PAGE TEXT:
- - - -

1.                  The charge of “maximalist” arguments as regards (a) the interpretation of the Sodom narrative and (b) the so-called “silence of Jesus” on homosexual practice.

2.                  The charge of imposing natural law theory on Jesus and Paul.

3.                  The charge of careless exegesis in the interpretation of Jude 7.

4.                  The charge of careless arguments in assessing the impact of culture on the incidence of homosexuality.

5.                  The root problem of Countryman’s review and of his scholarship on sexual ethics generally. 

We will begin with some important background information and brief mention of a telling omission in Countryman’s review. 

 

I. Background Information 

On Sept. 24, 2002, I had the opportunity of dialoguing/debating with Bill Countryman on the issue of the Bible and homosexuality, in Orlando, Florida. Bishop John Howe and the Episcopal diocese of central Florida sponsored the event. It was here that I first learned—not from Countryman—that Countryman was writing a review of my book for Anglican Theological Review.  

It would be an understatement to say that I was not optimistic that the review would be fair.

First, Countryman had announced at the start of the discussion in Orlando that he was a “gay man” (divorced from his wife). It seemed to me that he was too personally invested in justifying his homosexual identity to deal fairly with the biblical witness on same-sex intercourse.

Second, even for a prohomosex advocate, his positions on sexual ethics were extreme. He had written the following in his book Dirt, Greed, and Sex: Sexual Ethics in the New Testament and Their Implications for Today (Fortress Press, 1988): 

  • Paul regarded same-sex intercourse only as an “unpleasingly dirty aspect of Gentile culture” but not as sinful (pp. 104-23). I know of no reputable biblical scholar who has followed Countryman’s interpretation—not even on the prohomosex side (not, for example, Bernadette Brooten, Martti Nissinen, or William Schoedel).
  • “The gospel allows no rule against the following, in and of themselves: . . . bestiality, polygamy, homosexual acts,” or “pornography.” As regards such matters we are not free to “impose our codes on others” (pp. 243-45).
  • With respect to incest, Countryman conveniently avoids the subject of incest between adults. Although he seems finally to draw a line against adult-child incest, Countryman is the only biblical scholar that I know who argues that society’s “taboo” against adult-child incest is too high (pp. 257-58). Nearly everyone views strong societal revulsion for adult-child incest as a good thing, namely, as an effective deterrent against would-be perpetrators. Furthermore, the reason that he gives for adult-child incest being problematic—it preempts the process of sexual maturation—does not explain why incest per se is wrong. It treats only the facet of age, not the facet of blood relatedness.
  •  Perhaps at times prostitution “may serve to meet legitimate needs in the absence of genuine alternatives” (p. 264).

In response to a question about how the Church should respond to nonmonogamous homosexual relationships, Countryman has said: “I would be distressed if the drive toward blessing gay unions merely applied Reformation understandings of heterosexual unions to gay unions.”  

I could think of few, if any, other persons whose views on sexual ethics would be more opposite to my own.

- - - -

GOAL:
Extend the response to Countryman's review, starting after its final sentence. The entries that come next bear no relation to the response to Countryman's review.

- - - -

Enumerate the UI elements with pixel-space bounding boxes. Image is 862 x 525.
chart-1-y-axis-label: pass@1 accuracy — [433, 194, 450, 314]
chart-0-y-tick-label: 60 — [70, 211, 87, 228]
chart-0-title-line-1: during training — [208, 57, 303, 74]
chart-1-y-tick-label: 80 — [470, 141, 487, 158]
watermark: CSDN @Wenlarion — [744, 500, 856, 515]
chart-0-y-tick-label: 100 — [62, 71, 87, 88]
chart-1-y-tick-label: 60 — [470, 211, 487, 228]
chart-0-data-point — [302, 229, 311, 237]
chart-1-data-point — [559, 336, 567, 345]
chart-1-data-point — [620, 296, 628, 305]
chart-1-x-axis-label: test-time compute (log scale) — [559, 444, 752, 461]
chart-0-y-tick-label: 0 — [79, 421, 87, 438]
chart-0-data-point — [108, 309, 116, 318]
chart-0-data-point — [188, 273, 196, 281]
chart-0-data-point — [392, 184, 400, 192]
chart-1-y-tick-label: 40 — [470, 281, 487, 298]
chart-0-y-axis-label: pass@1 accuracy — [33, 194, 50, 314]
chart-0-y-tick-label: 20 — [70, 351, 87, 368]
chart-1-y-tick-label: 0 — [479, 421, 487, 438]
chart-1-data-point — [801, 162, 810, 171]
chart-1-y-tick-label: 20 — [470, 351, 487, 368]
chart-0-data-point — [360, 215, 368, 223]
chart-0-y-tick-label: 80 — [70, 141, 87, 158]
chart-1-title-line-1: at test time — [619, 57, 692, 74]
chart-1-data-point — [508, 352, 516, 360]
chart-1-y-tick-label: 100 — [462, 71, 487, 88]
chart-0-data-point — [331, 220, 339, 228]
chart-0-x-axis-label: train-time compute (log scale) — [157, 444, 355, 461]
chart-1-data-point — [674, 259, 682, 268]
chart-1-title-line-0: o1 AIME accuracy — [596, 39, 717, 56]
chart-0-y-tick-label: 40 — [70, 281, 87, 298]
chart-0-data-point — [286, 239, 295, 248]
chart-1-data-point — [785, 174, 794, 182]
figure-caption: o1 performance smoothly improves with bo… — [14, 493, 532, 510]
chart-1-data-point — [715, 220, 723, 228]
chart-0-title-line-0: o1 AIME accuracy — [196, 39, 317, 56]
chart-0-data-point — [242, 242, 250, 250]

- - - -

ANSWER TO THIS TASK:
Third, in my book I had strongly critiqued Countryman’s isolated view that Paul regarded same-sex intercourse as “dirty” but not sinful (Bible and Homosexual Practice, 273-77). In fact, I think that it is correct to say that, of all the prohomosex positions that I refute in my book, Countryman’s was the easiest to refute. Most likely he would be out for blood.

Finally, my interaction with Countryman at the Orlando event indicated to me a certain unfortunate shallowness in Countryman’s response to evidence. When presented with a mountain of evidence against his position he would simply say “That’s not true,” or words to that effect, and move on without supplying any arguments to the contrary. To me Countryman exhibited a prior commitment to dismiss Scripture’s credibility on the matter of same-sex intercourse, irrespective of the evidence.  

While I was not hopeful that Countryman would give a fair review, I thought that, at the very least, he would have to discard his criticisms of my work that I had already refuted at the Orlando event and for which he had no response. Sadly, he did not do even this. He makes the same unsubstantiated charges as if he had never heard my rebuttal at Orlando, apparently banking on the fact that his readers have not heard that rebuttal. So it is necessary to make that rebuttal available to readers here (and then some). Then readers can decide for themselves whether Countryman has given my book a fair review.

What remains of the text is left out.